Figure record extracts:

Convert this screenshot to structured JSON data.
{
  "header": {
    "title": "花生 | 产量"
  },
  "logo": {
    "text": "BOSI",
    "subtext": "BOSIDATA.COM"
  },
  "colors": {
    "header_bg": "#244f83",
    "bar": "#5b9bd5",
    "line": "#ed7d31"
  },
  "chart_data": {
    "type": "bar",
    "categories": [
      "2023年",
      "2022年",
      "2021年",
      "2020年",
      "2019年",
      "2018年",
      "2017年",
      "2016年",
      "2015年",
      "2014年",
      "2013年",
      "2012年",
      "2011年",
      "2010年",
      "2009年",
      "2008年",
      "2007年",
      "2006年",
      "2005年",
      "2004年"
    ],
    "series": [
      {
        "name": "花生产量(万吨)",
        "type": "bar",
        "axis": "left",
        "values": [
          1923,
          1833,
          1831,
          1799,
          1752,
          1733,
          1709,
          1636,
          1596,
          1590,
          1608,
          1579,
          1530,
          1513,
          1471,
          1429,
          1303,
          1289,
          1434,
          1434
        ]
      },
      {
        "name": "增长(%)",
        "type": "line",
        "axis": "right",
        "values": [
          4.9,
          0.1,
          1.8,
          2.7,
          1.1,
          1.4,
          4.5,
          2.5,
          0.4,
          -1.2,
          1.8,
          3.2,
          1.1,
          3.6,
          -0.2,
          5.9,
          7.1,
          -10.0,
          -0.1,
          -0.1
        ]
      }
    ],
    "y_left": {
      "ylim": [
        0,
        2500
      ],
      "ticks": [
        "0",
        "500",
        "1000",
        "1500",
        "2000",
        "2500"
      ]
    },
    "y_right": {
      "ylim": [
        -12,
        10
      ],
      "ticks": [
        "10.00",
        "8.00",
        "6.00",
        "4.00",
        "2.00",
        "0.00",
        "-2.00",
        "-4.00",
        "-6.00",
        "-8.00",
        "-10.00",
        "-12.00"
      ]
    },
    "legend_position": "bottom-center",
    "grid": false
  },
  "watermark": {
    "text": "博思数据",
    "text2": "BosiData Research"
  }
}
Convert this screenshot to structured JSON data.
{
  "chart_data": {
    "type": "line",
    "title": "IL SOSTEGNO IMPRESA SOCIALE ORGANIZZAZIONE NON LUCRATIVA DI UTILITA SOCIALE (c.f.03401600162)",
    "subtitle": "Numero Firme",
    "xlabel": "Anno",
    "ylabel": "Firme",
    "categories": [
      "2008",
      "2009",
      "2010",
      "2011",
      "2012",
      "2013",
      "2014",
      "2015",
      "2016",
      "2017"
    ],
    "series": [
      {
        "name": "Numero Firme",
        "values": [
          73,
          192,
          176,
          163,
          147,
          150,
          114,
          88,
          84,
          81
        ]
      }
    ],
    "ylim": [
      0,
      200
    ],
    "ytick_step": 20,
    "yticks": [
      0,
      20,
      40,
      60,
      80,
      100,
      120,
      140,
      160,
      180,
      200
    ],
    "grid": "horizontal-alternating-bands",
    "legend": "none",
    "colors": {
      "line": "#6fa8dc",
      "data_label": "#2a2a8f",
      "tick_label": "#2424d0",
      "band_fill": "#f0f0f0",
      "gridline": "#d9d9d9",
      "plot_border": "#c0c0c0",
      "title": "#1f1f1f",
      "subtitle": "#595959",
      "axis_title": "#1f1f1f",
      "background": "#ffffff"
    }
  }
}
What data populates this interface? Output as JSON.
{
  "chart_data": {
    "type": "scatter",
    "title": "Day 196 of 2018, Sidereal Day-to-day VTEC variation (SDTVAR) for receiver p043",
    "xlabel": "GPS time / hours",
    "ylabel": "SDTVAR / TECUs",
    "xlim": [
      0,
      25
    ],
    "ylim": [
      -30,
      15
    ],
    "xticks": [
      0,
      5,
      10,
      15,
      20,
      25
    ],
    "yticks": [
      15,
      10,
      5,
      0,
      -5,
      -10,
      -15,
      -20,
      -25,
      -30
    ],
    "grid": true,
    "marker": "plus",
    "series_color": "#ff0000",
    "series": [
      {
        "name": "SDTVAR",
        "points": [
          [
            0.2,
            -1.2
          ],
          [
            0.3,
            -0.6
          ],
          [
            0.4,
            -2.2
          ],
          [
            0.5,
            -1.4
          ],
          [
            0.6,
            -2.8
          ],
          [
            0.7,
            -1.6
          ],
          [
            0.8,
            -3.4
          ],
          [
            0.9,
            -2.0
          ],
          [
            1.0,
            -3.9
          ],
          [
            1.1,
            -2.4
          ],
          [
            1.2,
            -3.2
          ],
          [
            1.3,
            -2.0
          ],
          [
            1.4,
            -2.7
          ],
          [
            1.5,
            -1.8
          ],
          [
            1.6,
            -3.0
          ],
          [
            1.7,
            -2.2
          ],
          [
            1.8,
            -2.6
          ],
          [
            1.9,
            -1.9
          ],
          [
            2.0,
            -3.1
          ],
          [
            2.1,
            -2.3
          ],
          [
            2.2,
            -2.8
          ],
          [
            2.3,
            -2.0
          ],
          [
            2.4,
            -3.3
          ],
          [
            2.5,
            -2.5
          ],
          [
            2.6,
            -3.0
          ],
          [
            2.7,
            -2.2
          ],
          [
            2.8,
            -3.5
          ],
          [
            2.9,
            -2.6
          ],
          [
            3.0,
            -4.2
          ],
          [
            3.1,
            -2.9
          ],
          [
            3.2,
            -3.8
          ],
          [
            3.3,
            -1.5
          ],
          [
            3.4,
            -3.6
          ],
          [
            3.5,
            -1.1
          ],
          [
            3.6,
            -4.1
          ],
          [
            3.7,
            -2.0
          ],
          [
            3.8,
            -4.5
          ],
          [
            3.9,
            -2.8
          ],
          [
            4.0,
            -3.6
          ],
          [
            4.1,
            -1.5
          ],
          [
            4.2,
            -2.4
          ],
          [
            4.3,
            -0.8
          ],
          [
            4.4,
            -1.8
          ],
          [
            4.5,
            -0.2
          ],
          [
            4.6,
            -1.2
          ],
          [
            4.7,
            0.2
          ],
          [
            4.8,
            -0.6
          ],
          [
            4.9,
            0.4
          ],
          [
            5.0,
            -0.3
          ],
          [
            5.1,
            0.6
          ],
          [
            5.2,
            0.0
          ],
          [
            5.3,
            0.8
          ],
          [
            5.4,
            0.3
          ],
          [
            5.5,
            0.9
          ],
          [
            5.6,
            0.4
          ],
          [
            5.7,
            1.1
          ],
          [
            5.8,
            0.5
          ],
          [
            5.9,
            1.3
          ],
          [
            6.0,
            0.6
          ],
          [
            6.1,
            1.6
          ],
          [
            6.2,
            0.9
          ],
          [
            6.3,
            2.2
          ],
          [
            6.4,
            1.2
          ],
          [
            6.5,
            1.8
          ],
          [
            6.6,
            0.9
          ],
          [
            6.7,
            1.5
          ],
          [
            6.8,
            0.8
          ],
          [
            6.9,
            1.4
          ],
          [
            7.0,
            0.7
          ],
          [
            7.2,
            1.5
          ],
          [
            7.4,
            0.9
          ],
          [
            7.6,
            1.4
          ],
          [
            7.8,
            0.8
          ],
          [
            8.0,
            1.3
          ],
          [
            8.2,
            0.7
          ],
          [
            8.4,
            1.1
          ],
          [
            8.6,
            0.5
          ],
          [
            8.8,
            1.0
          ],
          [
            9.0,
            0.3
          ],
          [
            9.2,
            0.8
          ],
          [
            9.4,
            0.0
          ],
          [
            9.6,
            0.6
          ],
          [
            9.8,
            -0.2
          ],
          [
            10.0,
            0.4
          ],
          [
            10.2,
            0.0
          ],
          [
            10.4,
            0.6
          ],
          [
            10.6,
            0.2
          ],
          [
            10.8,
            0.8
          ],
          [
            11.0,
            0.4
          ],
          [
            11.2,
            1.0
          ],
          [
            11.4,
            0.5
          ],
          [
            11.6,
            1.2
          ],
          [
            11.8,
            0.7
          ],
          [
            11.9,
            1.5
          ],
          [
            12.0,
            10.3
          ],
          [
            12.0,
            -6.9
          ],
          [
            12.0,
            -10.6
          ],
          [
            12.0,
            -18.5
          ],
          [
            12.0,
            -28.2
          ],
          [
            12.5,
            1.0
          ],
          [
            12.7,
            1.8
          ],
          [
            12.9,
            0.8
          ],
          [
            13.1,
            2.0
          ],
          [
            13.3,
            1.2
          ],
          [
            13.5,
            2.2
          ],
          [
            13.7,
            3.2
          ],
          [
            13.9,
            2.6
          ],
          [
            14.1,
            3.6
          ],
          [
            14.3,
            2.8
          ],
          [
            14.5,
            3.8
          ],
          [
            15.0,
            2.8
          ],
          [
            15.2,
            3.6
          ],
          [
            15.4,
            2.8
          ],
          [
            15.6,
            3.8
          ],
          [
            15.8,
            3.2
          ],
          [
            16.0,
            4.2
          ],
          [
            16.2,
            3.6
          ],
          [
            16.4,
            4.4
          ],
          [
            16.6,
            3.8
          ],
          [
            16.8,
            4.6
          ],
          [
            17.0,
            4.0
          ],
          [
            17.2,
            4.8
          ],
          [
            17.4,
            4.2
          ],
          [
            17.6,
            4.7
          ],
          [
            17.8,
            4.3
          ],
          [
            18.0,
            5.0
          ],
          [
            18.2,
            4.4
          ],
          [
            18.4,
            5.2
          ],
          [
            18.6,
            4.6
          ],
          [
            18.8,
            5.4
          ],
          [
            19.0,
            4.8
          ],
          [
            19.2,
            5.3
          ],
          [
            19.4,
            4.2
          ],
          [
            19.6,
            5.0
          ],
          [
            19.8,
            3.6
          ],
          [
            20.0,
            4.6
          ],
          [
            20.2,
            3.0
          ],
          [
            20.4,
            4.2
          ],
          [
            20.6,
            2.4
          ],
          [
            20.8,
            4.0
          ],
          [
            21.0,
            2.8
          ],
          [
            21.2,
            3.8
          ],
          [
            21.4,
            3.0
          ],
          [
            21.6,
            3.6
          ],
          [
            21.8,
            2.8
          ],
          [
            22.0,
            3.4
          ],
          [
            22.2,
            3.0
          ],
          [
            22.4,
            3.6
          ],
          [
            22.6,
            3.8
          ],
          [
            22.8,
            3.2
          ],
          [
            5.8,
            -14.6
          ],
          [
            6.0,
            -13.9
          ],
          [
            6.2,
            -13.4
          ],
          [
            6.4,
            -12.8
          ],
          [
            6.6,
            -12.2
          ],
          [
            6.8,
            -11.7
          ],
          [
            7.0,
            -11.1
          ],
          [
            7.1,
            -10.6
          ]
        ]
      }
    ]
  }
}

*Stated problem:*
Scan the data above and copy every line with "name" in it.

*Output:*
        "name": "花生产量(万吨)",
        "name": "增长(%)",
        "name": "Numero Firme",
        "name": "SDTVAR",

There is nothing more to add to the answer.